■ **DATA EXCERPTS**
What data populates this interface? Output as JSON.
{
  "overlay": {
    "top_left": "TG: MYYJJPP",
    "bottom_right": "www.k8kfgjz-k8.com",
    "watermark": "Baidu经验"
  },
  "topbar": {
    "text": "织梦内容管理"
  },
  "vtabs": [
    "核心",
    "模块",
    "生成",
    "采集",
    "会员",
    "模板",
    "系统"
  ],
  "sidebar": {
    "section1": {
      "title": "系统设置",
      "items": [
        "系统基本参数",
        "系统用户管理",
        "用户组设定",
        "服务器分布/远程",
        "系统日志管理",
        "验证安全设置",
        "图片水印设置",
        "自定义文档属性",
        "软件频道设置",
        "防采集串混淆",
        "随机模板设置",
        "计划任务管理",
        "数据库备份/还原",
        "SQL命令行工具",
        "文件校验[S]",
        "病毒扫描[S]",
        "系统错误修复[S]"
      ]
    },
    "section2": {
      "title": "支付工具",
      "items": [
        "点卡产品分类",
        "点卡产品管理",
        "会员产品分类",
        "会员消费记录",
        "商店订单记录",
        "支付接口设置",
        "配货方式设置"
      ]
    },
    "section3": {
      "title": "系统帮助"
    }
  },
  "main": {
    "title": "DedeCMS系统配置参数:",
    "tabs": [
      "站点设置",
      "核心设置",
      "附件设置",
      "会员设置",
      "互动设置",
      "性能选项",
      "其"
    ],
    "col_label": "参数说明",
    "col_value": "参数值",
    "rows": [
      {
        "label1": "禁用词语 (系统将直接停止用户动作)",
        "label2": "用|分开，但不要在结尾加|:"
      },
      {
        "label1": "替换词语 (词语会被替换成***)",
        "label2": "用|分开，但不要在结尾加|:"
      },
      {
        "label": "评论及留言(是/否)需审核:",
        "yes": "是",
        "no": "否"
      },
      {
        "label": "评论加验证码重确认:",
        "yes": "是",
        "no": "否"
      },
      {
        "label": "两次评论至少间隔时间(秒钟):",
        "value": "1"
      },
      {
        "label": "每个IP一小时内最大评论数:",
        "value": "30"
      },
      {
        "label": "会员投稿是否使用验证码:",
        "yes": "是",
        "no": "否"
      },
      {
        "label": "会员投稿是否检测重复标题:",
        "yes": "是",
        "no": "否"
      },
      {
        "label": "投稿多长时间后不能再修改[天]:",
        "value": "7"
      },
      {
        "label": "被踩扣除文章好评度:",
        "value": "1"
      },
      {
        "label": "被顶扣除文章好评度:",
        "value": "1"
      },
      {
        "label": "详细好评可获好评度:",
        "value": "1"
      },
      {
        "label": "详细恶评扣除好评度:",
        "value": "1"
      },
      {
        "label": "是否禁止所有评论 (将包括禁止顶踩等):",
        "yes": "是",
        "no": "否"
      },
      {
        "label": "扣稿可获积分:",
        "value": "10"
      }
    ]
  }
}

■ **YOUR TASK**
Extract each record, keeping it identical to the original.

■ **OUTPUT OF THE TASK**
What data populates this interface? Output as JSON.
{
  "overlay": {
    "top_left": "TG: MYYJJPP",
    "bottom_right": "www.k8kfgjz-k8.com",
    "watermark": "Baidu经验"
  },
  "topbar": {
    "text": "织梦内容管理"
  },
  "vtabs": [
    "核心",
    "模块",
    "生成",
    "采集",
    "会员",
    "模板",
    "系统"
  ],
  "sidebar": {
    "section1": {
      "title": "系统设置",
      "items": [
        "系统基本参数",
        "系统用户管理",
        "用户组设定",
        "服务器分布/远程",
        "系统日志管理",
        "验证安全设置",
        "图片水印设置",
        "自定义文档属性",
        "软件频道设置",
        "防采集串混淆",
        "随机模板设置",
        "计划任务管理",
        "数据库备份/还原",
        "SQL命令行工具",
        "文件校验[S]",
        "病毒扫描[S]",
        "系统错误修复[S]"
      ]
    },
    "section2": {
      "title": "支付工具",
      "items": [
        "点卡产品分类",
        "点卡产品管理",
        "会员产品分类",
        "会员消费记录",
        "商店订单记录",
        "支付接口设置",
        "配货方式设置"
      ]
    },
    "section3": {
      "title": "系统帮助"
    }
  },
  "main": {
    "title": "DedeCMS系统配置参数:",
    "tabs": [
      "站点设置",
      "核心设置",
      "附件设置",
      "会员设置",
      "互动设置",
      "性能选项",
      "其"
    ],
    "col_label": "参数说明",
    "col_value": "参数值",
    "rows": [
      {
        "label1": "禁用词语 (系统将直接停止用户动作)",
        "label2": "用|分开，但不要在结尾加|:"
      },
      {
        "label1": "替换词语 (词语会被替换成***)",
        "label2": "用|分开，但不要在结尾加|:"
      },
      {
        "label": "评论及留言(是/否)需审核:",
        "yes": "是",
        "no": "否"
      },
      {
        "label": "评论加验证码重确认:",
        "yes": "是",
        "no": "否"
      },
      {
        "label": "两次评论至少间隔时间(秒钟):",
        "value": "1"
      },
      {
        "label": "每个IP一小时内最大评论数:",
        "value": "30"
      },
      {
        "label": "会员投稿是否使用验证码:",
        "yes": "是",
        "no": "否"
      },
      {
        "label": "会员投稿是否检测重复标题:",
        "yes": "是",
        "no": "否"
      },
      {
        "label": "投稿多长时间后不能再修改[天]:",
        "value": "7"
      },
      {
        "label": "被踩扣除文章好评度:",
        "value": "1"
      },
      {
        "label": "被顶扣除文章好评度:",
        "value": "1"
      },
      {
        "label": "详细好评可获好评度:",
        "value": "1"
      },
      {
        "label": "详细恶评扣除好评度:",
        "value": "1"
      },
      {
        "label": "是否禁止所有评论 (将包括禁止顶踩等):",
        "yes": "是",
        "no": "否"
      },
      {
        "label": "扣稿可获积分:",
        "value": "10"
      }
    ]
  }
}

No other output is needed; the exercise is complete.